[Items listed in a dataset]
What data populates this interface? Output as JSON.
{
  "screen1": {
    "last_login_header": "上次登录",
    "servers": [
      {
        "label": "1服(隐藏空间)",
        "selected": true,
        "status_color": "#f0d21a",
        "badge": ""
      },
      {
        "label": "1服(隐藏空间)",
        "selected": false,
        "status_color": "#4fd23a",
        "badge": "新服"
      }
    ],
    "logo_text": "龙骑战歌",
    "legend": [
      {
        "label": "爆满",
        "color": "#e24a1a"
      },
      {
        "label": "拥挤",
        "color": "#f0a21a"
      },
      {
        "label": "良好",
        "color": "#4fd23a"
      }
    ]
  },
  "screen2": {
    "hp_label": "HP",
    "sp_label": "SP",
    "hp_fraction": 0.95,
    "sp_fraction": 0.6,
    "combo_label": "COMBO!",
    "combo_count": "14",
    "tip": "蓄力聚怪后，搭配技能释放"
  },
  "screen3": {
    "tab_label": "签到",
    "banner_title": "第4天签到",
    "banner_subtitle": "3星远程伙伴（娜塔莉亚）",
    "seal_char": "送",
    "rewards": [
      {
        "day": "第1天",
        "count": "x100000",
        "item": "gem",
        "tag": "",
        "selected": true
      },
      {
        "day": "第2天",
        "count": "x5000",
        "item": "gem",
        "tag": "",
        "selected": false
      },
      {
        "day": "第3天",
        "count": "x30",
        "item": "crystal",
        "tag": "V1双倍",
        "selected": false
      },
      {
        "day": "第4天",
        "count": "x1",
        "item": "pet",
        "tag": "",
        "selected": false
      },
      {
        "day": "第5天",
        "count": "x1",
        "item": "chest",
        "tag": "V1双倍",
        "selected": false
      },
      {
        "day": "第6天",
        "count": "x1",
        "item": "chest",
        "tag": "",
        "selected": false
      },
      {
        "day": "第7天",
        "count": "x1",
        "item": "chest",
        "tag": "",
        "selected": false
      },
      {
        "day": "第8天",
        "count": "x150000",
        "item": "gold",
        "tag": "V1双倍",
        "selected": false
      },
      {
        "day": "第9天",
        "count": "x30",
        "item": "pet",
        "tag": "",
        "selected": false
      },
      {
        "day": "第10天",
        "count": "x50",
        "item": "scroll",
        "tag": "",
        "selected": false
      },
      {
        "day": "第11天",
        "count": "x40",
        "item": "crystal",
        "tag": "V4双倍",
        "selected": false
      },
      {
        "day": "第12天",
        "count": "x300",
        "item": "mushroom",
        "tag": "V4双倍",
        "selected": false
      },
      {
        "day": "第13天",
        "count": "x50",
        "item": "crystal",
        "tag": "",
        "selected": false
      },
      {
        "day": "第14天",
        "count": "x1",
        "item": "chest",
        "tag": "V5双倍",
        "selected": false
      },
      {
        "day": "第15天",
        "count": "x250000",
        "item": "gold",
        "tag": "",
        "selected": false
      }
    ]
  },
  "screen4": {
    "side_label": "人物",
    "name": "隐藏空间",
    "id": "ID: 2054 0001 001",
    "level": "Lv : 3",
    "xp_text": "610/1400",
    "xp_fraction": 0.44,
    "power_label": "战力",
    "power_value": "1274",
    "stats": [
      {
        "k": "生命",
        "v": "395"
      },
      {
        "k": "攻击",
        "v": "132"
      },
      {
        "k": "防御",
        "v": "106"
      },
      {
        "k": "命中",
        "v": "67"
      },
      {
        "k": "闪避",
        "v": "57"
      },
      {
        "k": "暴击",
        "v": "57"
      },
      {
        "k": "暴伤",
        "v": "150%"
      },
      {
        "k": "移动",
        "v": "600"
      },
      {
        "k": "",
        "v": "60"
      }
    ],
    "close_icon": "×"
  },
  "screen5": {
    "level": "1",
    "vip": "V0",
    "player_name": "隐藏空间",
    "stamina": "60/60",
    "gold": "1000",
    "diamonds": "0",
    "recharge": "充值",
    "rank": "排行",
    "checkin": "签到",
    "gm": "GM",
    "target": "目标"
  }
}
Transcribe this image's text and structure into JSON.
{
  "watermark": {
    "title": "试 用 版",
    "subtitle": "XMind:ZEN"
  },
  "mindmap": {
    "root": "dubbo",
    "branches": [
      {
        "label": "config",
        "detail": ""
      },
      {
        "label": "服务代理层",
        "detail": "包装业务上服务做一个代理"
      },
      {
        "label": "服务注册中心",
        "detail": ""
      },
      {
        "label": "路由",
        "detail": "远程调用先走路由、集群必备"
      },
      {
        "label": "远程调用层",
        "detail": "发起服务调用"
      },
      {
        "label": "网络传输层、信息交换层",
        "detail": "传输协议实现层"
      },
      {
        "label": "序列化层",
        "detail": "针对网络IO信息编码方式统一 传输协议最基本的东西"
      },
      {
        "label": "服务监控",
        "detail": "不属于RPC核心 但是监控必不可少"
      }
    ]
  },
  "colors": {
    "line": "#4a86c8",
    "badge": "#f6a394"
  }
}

◆ **What you have to do**
Copy the data above exactly. Every line must be included.

◆ **The reply**
What data populates this interface? Output as JSON.
{
  "screen1": {
    "last_login_header": "上次登录",
    "servers": [
      {
        "label": "1服(隐藏空间)",
        "selected": true,
        "status_color": "#f0d21a",
        "badge": ""
      },
      {
        "label": "1服(隐藏空间)",
        "selected": false,
        "status_color": "#4fd23a",
        "badge": "新服"
      }
    ],
    "logo_text": "龙骑战歌",
    "legend": [
      {
        "label": "爆满",
        "color": "#e24a1a"
      },
      {
        "label": "拥挤",
        "color": "#f0a21a"
      },
      {
        "label": "良好",
        "color": "#4fd23a"
      }
    ]
  },
  "screen2": {
    "hp_label": "HP",
    "sp_label": "SP",
    "hp_fraction": 0.95,
    "sp_fraction": 0.6,
    "combo_label": "COMBO!",
    "combo_count": "14",
    "tip": "蓄力聚怪后，搭配技能释放"
  },
  "screen3": {
    "tab_label": "签到",
    "banner_title": "第4天签到",
    "banner_subtitle": "3星远程伙伴（娜塔莉亚）",
    "seal_char": "送",
    "rewards": [
      {
        "day": "第1天",
        "count": "x100000",
        "item": "gem",
        "tag": "",
        "selected": true
      },
      {
        "day": "第2天",
        "count": "x5000",
        "item": "gem",
        "tag": "",
        "selected": false
      },
      {
        "day": "第3天",
        "count": "x30",
        "item": "crystal",
        "tag": "V1双倍",
        "selected": false
      },
      {
        "day": "第4天",
        "count": "x1",
        "item": "pet",
        "tag": "",
        "selected": false
      },
      {
        "day": "第5天",
        "count": "x1",
        "item": "chest",
        "tag": "V1双倍",
        "selected": false
      },
      {
        "day": "第6天",
        "count": "x1",
        "item": "chest",
        "tag": "",
        "selected": false
      },
      {
        "day": "第7天",
        "count": "x1",
        "item": "chest",
        "tag": "",
        "selected": false
      },
      {
        "day": "第8天",
        "count": "x150000",
        "item": "gold",
        "tag": "V1双倍",
        "selected": false
      },
      {
        "day": "第9天",
        "count": "x30",
        "item": "pet",
        "tag": "",
        "selected": false
      },
      {
        "day": "第10天",
        "count": "x50",
        "item": "scroll",
        "tag": "",
        "selected": false
      },
      {
        "day": "第11天",
        "count": "x40",
        "item": "crystal",
        "tag": "V4双倍",
        "selected": false
      },
      {
        "day": "第12天",
        "count": "x300",
        "item": "mushroom",
        "tag": "V4双倍",
        "selected": false
      },
      {
        "day": "第13天",
        "count": "x50",
        "item": "crystal",
        "tag": "",
        "selected": false
      },
      {
        "day": "第14天",
        "count": "x1",
        "item": "chest",
        "tag": "V5双倍",
        "selected": false
      },
      {
        "day": "第15天",
        "count": "x250000",
        "item": "gold",
        "tag": "",
        "selected": false
      }
    ]
  },
  "screen4": {
    "side_label": "人物",
    "name": "隐藏空间",
    "id": "ID: 2054 0001 001",
    "level": "Lv : 3",
    "xp_text": "610/1400",
    "xp_fraction": 0.44,
    "power_label": "战力",
    "power_value": "1274",
    "stats": [
      {
        "k": "生命",
        "v": "395"
      },
      {
        "k": "攻击",
        "v": "132"
      },
      {
        "k": "防御",
        "v": "106"
      },
      {
        "k": "命中",
        "v": "67"
      },
      {
        "k": "闪避",
        "v": "57"
      },
      {
        "k": "暴击",
        "v": "57"
      },
      {
        "k": "暴伤",
        "v": "150%"
      },
      {
        "k": "移动",
        "v": "600"
      },
      {
        "k": "",
        "v": "60"
      }
    ],
    "close_icon": "×"
  },
  "screen5": {
    "level": "1",
    "vip": "V0",
    "player_name": "隐藏空间",
    "stamina": "60/60",
    "gold": "1000",
    "diamonds": "0",
    "recharge": "充值",
    "rank": "排行",
    "checkin": "签到",
    "gm": "GM",
    "target": "目标"
  }
}
Transcribe this image's text and structure into JSON.
{
  "watermark": {
    "title": "试 用 版",
    "subtitle": "XMind:ZEN"
  },
  "mindmap": {
    "root": "dubbo",
    "branches": [
      {
        "label": "config",
        "detail": ""
      },
      {
        "label": "服务代理层",
        "detail": "包装业务上服务做一个代理"
      },
      {
        "label": "服务注册中心",
        "detail": ""
      },
      {
        "label": "路由",
        "detail": "远程调用先走路由、集群必备"
      },
      {
        "label": "远程调用层",
        "detail": "发起服务调用"
      },
      {
        "label": "网络传输层、信息交换层",
        "detail": "传输协议实现层"
      },
      {
        "label": "序列化层",
        "detail": "针对网络IO信息编码方式统一 传输协议最基本的东西"
      },
      {
        "label": "服务监控",
        "detail": "不属于RPC核心 但是监控必不可少"
      }
    ]
  },
  "colors": {
    "line": "#4a86c8",
    "badge": "#f6a394"
  }
}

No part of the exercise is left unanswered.